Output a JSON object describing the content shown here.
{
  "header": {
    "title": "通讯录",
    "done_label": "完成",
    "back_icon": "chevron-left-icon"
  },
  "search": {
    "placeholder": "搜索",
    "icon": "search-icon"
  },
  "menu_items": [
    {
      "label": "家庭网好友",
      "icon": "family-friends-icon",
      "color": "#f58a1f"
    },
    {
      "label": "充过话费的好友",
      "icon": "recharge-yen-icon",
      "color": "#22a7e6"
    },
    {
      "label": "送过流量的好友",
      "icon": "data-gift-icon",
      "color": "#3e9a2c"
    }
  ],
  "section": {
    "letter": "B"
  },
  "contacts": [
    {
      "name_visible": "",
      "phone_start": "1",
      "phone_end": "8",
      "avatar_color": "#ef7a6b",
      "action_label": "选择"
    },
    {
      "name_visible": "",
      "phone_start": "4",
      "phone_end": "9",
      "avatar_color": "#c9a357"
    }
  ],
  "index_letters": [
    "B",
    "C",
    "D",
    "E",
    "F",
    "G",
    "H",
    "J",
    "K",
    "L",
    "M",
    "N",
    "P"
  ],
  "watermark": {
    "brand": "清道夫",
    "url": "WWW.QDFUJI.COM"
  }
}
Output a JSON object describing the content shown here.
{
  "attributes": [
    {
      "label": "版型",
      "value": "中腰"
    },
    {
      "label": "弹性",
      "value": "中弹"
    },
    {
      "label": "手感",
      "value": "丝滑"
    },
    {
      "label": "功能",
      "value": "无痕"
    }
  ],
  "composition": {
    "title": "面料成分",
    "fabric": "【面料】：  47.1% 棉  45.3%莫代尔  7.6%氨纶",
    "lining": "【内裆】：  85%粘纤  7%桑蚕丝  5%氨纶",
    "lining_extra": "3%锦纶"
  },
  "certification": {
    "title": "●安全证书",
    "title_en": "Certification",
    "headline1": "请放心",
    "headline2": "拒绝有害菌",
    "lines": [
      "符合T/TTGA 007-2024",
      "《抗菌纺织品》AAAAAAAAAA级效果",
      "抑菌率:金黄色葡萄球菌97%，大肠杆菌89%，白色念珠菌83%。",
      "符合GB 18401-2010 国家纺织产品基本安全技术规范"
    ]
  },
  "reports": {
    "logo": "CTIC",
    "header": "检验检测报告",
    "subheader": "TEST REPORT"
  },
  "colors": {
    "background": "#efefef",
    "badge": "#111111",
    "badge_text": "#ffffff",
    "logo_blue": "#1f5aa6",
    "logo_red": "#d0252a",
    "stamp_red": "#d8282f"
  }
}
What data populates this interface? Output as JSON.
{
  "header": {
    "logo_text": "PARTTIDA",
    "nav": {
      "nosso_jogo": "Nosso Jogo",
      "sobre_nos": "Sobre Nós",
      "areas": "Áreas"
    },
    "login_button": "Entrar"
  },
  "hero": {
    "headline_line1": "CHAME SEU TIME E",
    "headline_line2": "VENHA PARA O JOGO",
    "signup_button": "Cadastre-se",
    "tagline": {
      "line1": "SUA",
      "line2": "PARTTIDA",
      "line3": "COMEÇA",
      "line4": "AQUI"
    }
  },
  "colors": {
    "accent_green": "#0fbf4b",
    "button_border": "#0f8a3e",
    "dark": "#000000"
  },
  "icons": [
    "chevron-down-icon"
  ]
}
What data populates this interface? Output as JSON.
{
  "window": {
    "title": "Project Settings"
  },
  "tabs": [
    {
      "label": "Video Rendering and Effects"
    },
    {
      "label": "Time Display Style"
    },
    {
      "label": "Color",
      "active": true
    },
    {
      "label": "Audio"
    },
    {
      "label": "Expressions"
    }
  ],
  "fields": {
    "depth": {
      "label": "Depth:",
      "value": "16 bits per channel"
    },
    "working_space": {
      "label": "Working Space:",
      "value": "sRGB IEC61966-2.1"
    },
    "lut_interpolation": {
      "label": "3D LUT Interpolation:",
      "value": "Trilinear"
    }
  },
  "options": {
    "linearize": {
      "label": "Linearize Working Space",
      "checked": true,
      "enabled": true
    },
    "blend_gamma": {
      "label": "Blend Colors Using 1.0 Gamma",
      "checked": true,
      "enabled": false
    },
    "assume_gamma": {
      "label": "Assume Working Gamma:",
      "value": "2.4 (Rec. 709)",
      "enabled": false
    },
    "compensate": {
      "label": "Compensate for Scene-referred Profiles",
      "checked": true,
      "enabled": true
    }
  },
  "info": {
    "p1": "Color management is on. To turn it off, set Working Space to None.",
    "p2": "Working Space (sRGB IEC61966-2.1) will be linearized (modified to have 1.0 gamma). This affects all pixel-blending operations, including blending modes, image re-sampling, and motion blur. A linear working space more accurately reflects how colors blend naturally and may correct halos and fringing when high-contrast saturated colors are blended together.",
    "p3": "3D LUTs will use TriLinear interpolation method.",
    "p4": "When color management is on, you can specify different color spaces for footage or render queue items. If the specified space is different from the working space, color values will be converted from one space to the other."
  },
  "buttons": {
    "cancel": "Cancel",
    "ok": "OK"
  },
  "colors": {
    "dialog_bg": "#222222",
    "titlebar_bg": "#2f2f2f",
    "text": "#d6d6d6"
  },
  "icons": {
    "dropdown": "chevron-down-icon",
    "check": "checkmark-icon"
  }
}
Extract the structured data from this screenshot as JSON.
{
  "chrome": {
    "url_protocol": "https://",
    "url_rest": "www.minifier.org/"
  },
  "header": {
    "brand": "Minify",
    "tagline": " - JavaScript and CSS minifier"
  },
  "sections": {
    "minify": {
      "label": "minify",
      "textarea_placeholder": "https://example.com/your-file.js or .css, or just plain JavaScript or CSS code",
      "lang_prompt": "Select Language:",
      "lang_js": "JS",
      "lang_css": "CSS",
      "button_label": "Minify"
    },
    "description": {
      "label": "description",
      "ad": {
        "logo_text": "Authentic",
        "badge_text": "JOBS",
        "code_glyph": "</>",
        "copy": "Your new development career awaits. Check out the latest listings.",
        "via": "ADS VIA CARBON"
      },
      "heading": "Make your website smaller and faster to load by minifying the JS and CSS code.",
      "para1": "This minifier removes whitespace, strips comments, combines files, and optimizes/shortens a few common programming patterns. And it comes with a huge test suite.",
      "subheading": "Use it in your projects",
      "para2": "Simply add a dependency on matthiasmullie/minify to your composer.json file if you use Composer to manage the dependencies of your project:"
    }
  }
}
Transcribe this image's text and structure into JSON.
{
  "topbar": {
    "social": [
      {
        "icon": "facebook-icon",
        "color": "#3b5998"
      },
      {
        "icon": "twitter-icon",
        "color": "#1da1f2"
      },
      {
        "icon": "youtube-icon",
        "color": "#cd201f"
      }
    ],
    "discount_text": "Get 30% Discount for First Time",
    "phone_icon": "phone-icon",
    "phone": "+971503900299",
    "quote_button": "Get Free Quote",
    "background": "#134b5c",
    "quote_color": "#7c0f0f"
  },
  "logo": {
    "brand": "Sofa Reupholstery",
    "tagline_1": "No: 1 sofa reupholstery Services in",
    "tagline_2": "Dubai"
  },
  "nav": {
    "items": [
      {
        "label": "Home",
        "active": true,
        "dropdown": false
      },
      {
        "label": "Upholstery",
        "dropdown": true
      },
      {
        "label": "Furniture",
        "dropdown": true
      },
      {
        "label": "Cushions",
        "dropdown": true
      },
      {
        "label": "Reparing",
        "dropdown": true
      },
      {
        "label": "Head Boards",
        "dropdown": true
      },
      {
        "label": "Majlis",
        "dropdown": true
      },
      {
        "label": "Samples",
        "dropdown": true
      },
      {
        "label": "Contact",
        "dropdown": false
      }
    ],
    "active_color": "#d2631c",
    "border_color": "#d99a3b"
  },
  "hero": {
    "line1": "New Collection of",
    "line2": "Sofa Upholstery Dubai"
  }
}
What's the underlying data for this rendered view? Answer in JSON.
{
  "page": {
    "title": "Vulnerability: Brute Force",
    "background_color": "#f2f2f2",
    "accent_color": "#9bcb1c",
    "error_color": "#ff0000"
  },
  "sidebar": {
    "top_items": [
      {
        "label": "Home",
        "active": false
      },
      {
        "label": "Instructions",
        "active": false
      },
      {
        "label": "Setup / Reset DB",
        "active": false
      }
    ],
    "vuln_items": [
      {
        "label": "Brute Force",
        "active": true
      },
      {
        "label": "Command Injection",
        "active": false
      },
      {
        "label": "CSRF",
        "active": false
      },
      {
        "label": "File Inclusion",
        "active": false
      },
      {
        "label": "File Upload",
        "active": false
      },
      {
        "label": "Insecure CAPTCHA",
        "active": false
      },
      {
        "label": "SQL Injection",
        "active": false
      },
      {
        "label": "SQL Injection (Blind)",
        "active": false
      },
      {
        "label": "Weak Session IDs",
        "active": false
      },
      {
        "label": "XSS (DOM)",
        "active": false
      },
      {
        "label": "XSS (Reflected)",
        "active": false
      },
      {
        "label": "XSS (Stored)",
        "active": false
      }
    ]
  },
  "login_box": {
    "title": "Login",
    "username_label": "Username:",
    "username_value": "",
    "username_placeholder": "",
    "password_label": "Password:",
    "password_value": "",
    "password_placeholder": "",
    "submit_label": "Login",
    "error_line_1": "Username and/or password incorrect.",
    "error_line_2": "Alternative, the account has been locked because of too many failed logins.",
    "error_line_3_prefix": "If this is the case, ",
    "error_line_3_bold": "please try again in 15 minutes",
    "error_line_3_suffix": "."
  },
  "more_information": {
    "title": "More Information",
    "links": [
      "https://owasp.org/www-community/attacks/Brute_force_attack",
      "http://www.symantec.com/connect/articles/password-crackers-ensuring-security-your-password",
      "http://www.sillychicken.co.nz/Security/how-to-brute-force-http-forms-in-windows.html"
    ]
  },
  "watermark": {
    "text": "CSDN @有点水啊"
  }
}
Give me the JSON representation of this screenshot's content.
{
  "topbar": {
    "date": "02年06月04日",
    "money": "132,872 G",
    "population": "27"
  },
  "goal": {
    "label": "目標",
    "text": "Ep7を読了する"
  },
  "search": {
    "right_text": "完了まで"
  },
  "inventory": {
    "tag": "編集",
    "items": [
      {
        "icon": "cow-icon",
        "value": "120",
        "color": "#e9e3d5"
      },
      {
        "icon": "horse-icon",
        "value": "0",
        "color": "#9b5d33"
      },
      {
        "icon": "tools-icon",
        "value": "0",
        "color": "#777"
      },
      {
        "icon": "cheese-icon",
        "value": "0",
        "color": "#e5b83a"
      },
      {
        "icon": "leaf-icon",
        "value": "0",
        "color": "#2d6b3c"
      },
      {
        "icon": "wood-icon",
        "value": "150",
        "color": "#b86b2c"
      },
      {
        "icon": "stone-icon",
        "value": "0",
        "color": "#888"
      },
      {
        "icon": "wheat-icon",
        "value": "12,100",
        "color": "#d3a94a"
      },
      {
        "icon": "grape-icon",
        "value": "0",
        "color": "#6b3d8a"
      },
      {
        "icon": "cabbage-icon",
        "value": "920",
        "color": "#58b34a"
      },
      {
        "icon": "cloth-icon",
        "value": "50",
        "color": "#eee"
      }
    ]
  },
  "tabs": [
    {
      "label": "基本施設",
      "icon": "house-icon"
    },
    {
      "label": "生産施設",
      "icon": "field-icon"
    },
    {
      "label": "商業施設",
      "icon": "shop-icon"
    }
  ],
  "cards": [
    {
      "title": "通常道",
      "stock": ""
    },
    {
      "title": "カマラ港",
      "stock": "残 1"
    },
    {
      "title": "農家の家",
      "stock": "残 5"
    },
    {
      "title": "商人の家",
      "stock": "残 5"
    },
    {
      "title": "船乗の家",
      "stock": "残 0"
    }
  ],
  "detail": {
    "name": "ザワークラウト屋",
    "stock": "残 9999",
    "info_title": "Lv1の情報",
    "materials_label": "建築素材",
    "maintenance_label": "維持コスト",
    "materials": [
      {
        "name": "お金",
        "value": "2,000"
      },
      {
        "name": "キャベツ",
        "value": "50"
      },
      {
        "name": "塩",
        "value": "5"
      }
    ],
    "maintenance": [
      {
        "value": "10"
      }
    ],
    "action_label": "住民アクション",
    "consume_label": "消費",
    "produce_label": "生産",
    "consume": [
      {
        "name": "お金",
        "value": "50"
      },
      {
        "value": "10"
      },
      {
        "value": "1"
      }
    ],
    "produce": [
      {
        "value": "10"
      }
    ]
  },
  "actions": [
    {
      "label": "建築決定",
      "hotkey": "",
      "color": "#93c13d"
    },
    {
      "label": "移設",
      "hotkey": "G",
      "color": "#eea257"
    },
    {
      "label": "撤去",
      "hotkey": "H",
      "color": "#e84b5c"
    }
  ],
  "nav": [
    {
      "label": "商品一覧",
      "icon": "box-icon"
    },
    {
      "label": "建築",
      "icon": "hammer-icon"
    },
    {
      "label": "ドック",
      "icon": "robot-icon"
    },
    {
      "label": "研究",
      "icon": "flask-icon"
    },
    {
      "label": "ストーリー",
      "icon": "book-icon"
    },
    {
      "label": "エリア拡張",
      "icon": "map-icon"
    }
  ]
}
══════
**What needs to be done:** Within the material above, find the lines that contain the word "chevron"; copy them.

**Task result:**
    "back_icon": "chevron-left-icon"
    "chevron-down-icon"
    "dropdown": "chevron-down-icon",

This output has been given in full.